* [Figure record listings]
◆ ◆ ◆ ◆ ◆

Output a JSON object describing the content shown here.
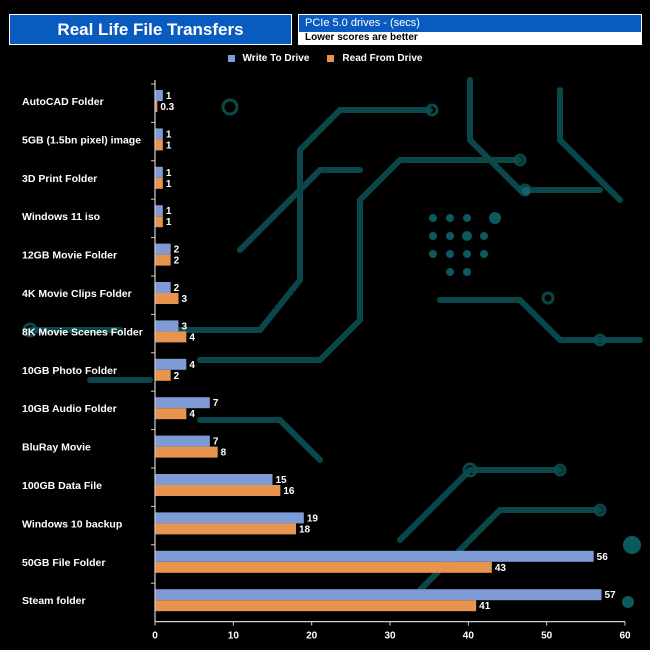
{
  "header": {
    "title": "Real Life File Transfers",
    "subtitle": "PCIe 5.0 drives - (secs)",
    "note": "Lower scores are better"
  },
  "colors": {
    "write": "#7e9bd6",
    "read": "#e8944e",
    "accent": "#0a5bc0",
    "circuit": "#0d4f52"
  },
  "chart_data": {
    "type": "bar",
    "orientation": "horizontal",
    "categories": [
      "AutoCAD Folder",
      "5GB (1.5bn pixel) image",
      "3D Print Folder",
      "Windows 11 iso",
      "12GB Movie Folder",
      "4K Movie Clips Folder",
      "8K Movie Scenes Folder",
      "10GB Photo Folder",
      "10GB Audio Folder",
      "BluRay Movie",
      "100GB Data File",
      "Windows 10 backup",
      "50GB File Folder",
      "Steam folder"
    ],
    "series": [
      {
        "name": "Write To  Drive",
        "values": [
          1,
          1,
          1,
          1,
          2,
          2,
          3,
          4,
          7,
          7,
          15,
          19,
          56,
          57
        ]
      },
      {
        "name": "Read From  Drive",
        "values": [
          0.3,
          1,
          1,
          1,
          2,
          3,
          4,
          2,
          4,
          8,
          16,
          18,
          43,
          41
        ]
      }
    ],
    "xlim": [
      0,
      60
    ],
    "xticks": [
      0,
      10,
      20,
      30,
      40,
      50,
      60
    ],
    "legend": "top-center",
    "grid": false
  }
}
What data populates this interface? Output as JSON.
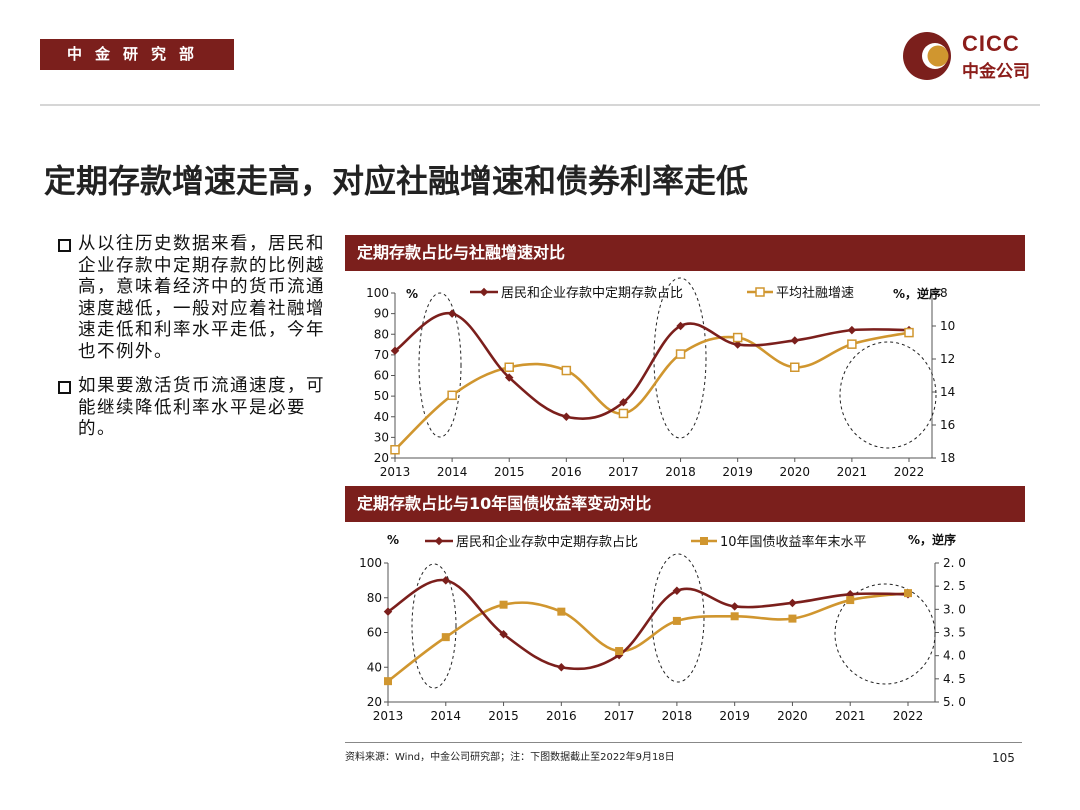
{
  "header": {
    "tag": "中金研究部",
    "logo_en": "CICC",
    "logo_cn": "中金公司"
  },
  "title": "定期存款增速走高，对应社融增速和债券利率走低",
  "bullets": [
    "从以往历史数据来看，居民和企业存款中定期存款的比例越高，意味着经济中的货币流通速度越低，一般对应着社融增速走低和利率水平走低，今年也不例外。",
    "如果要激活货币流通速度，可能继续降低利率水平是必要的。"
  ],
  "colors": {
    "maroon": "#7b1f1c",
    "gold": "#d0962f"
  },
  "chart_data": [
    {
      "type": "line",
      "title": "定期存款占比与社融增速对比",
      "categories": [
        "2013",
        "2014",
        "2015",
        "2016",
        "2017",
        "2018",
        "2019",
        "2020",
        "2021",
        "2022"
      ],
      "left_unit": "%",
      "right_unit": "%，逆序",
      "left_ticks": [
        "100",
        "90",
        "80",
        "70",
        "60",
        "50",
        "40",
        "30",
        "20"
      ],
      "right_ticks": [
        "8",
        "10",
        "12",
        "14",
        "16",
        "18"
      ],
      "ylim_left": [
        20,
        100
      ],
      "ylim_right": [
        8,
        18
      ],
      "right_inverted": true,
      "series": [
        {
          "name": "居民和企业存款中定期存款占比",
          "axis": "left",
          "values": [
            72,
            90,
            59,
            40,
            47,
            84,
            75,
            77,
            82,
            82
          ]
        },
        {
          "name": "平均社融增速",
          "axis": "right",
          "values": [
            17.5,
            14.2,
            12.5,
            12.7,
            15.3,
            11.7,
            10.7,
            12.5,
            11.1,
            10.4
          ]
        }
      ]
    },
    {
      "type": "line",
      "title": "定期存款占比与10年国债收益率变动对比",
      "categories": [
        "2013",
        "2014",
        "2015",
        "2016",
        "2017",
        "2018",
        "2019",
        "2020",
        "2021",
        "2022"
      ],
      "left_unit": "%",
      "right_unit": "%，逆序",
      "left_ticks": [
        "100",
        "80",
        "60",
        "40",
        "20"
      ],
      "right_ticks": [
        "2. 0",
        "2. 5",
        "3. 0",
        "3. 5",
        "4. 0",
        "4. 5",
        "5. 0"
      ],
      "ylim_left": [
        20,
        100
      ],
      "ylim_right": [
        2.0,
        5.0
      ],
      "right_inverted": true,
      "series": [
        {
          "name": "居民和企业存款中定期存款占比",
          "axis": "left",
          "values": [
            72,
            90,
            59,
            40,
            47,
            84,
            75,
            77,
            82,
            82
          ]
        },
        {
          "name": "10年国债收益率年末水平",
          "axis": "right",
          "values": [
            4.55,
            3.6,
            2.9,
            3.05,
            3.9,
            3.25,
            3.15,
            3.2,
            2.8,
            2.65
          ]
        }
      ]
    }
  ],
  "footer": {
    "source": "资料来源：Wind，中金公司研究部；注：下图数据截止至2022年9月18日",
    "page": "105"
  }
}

◆ ◆ ◆ ◆ ◆

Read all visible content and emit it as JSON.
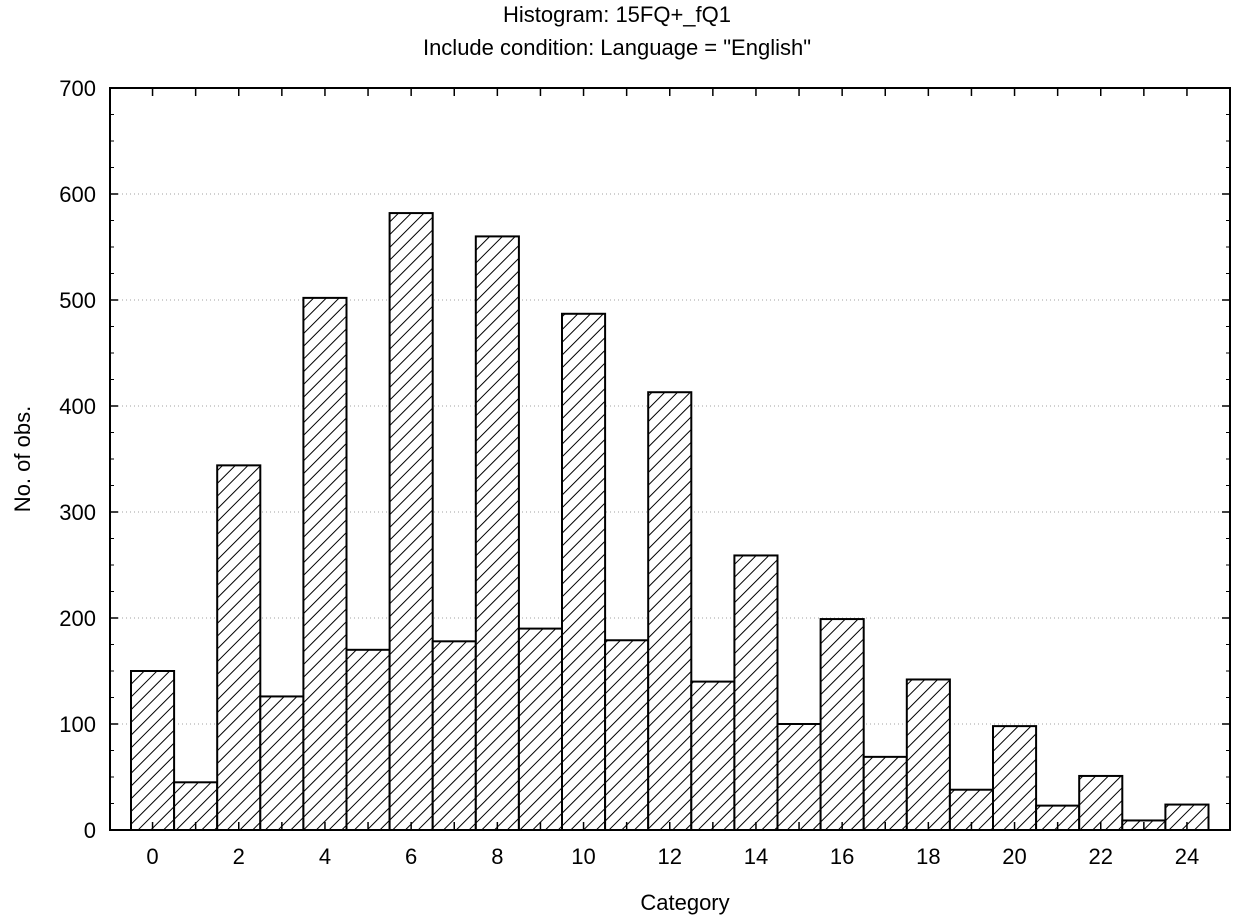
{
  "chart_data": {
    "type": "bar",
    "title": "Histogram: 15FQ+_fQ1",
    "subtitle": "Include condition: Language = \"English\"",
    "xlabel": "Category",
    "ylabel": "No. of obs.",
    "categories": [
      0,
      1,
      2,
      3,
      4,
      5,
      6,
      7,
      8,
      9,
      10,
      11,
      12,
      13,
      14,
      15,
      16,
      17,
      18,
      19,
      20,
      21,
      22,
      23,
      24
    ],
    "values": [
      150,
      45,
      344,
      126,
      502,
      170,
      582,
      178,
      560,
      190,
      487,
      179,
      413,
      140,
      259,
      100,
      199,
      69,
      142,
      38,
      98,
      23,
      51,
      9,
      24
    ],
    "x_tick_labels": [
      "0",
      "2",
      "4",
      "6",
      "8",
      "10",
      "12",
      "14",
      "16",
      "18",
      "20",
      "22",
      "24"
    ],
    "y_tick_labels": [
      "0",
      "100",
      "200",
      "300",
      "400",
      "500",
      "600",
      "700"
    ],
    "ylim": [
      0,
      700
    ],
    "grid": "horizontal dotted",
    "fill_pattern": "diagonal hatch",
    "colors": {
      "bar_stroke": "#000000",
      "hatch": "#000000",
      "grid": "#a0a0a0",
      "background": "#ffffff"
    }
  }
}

◆ ◆ ◆ ◆ ◆

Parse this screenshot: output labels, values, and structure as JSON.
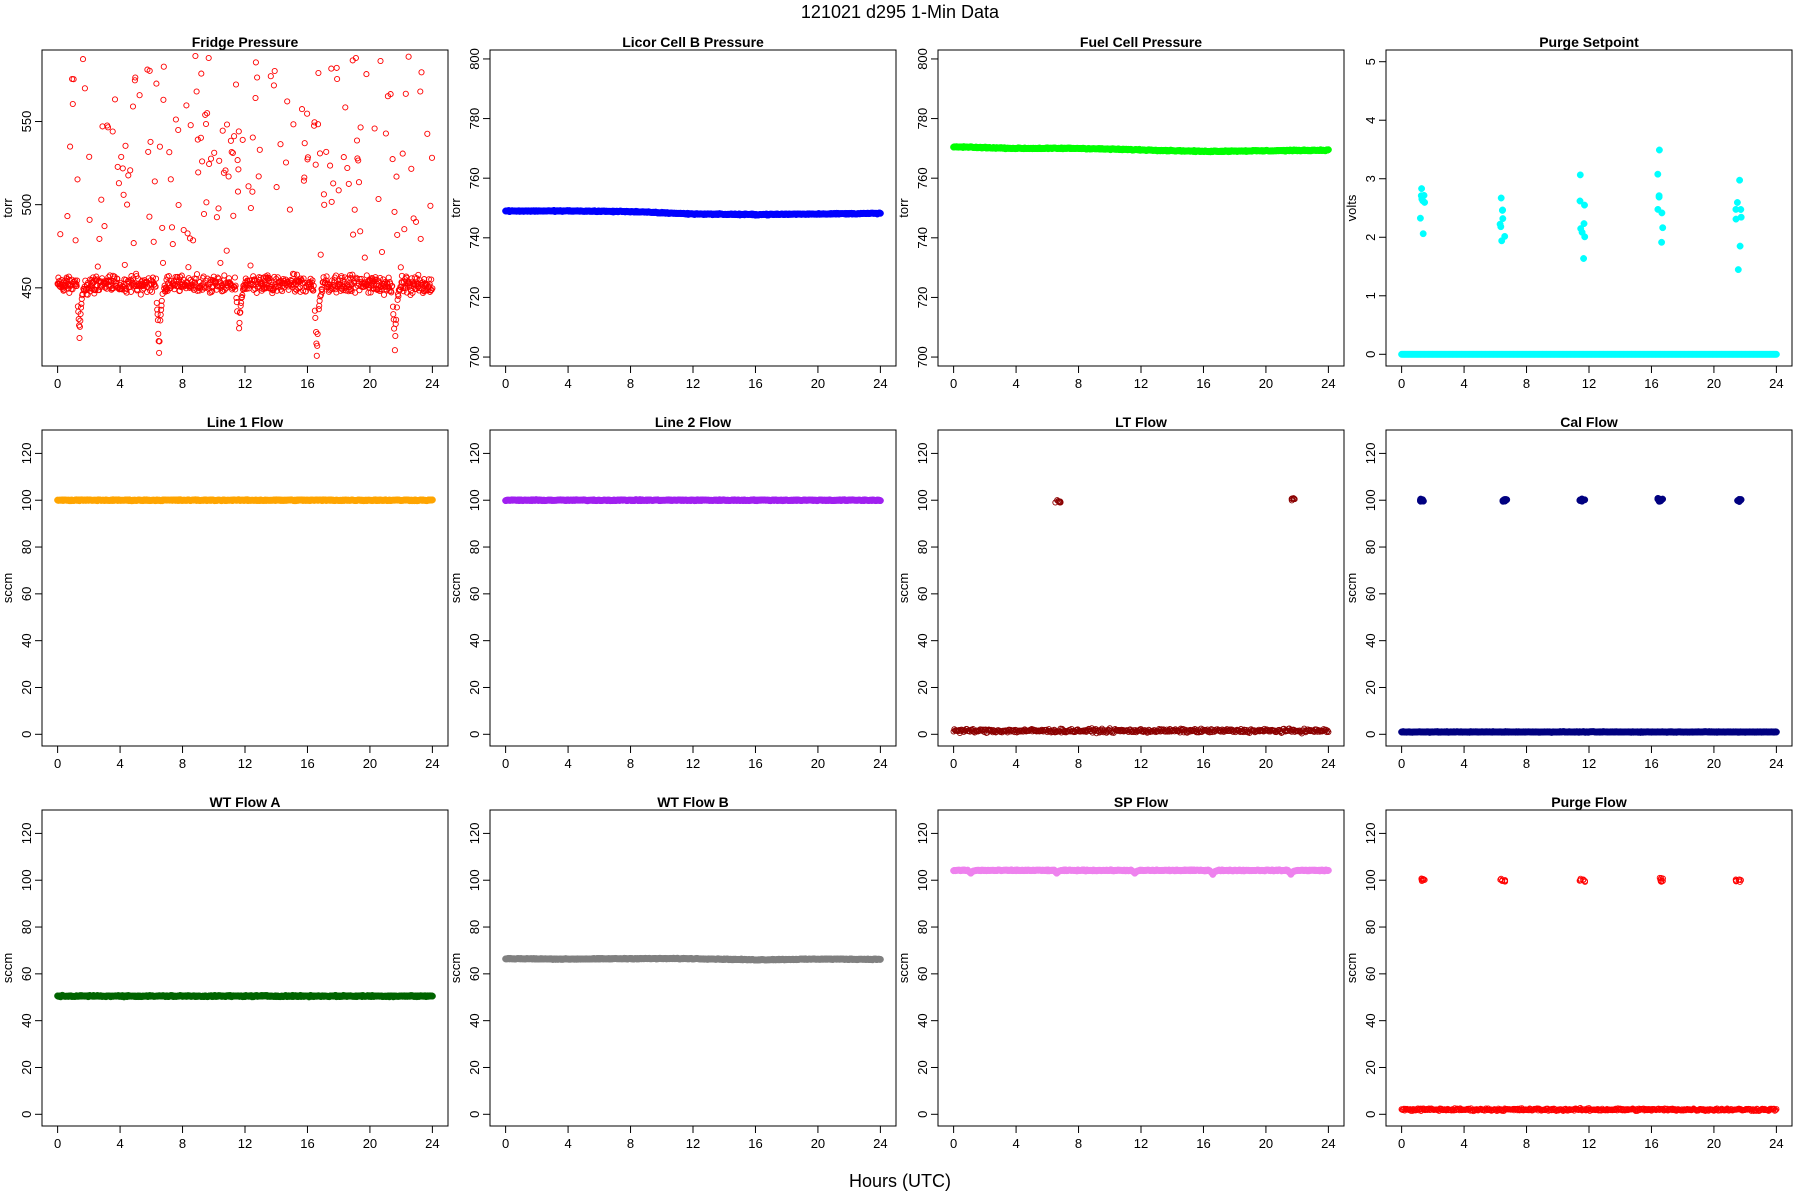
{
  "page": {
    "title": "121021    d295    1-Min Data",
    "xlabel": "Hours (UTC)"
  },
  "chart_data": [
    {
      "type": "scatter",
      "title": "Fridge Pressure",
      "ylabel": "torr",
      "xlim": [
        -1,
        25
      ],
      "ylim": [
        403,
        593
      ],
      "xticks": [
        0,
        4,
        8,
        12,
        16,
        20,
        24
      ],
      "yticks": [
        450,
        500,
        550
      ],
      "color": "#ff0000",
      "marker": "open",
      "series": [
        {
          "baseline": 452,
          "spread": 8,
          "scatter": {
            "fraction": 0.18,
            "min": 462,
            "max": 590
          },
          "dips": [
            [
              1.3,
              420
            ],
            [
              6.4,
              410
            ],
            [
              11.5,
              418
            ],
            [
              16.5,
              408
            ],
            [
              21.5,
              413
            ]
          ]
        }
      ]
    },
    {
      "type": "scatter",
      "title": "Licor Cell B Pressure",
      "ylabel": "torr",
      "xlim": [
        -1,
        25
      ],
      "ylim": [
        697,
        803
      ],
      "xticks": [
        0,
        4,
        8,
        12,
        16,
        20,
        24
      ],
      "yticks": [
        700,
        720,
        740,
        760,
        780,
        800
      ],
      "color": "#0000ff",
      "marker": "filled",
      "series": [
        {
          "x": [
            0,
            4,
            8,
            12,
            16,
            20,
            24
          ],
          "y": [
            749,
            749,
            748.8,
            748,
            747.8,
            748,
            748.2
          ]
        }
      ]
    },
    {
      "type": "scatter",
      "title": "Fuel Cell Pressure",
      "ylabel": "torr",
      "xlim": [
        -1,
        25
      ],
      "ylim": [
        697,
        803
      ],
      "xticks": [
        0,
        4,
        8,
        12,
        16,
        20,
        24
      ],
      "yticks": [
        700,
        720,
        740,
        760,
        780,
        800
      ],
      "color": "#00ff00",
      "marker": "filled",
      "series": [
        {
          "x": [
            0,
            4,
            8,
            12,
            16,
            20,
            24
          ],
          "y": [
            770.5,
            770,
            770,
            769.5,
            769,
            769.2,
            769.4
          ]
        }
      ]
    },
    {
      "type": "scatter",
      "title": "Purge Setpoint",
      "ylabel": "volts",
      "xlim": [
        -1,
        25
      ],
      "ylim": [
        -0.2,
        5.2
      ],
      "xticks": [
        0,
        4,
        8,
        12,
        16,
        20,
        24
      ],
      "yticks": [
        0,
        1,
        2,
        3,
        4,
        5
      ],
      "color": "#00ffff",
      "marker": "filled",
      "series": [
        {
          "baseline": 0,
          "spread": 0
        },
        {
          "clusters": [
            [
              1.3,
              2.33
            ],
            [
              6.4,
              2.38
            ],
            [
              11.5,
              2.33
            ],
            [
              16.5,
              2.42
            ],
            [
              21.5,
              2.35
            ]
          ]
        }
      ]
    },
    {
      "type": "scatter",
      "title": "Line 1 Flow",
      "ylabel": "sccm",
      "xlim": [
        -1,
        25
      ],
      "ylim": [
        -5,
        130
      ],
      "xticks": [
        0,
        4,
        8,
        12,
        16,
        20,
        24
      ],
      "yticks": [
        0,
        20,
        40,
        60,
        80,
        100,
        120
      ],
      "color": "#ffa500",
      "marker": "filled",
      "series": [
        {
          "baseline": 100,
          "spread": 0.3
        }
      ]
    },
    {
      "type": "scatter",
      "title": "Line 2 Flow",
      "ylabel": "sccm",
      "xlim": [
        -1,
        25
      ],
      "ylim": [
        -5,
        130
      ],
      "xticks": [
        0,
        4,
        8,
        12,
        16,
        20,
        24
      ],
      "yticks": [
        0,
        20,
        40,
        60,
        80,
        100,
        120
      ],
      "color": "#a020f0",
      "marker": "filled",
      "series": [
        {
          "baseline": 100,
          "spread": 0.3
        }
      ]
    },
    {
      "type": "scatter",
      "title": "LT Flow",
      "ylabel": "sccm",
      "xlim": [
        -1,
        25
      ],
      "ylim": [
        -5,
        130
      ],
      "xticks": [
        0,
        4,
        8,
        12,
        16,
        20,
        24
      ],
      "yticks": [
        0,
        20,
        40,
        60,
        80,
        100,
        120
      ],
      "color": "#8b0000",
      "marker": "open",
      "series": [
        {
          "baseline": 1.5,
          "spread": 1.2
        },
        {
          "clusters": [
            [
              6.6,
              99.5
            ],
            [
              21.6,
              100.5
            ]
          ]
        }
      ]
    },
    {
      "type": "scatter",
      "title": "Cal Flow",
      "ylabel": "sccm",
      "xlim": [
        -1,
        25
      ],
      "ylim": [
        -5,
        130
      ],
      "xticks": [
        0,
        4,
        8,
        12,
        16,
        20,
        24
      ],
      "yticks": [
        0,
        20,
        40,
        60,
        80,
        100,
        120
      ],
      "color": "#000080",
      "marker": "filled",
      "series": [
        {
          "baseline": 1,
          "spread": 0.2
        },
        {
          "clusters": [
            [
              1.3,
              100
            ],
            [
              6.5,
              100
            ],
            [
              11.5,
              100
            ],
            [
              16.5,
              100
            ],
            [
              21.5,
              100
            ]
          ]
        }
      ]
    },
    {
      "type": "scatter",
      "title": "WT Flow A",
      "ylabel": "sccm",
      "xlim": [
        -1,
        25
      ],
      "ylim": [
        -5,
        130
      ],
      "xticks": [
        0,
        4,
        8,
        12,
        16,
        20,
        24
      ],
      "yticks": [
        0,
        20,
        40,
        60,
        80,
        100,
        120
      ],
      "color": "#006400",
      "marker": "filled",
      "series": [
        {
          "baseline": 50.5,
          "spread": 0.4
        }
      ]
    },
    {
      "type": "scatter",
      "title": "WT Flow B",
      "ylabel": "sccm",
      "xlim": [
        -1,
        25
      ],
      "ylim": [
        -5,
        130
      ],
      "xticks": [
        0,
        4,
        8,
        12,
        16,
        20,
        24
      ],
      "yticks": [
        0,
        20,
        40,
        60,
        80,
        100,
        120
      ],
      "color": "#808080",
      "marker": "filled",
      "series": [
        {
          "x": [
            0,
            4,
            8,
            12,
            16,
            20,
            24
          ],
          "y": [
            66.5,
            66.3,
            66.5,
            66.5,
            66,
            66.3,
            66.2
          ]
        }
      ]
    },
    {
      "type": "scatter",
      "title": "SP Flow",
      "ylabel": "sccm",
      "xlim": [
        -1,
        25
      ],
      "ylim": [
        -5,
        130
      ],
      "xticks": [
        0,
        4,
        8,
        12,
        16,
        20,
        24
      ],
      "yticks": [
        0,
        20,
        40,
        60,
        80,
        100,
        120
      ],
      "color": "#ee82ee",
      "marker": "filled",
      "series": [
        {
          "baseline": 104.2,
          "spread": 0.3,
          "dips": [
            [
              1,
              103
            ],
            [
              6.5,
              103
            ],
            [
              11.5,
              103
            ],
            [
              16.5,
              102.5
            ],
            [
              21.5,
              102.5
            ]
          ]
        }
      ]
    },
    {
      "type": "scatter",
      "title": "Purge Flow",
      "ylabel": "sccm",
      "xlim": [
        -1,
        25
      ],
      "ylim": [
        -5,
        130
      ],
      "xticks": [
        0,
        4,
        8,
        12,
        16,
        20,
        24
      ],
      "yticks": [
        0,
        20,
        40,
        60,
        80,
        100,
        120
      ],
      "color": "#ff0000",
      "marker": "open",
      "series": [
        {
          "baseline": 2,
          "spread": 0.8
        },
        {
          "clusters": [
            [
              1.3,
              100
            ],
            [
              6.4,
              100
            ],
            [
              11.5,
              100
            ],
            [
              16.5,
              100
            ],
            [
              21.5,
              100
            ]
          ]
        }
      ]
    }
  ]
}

◆ ◆ ◆ ◆ ◆

* [YOUR TASK] Locate the word "Cell" in the records above, and return each line that has it.

* [SOLUTION TO THIS PROBLEM]
      "title": "Licor Cell B Pressure",
      "title": "Fuel Cell Pressure",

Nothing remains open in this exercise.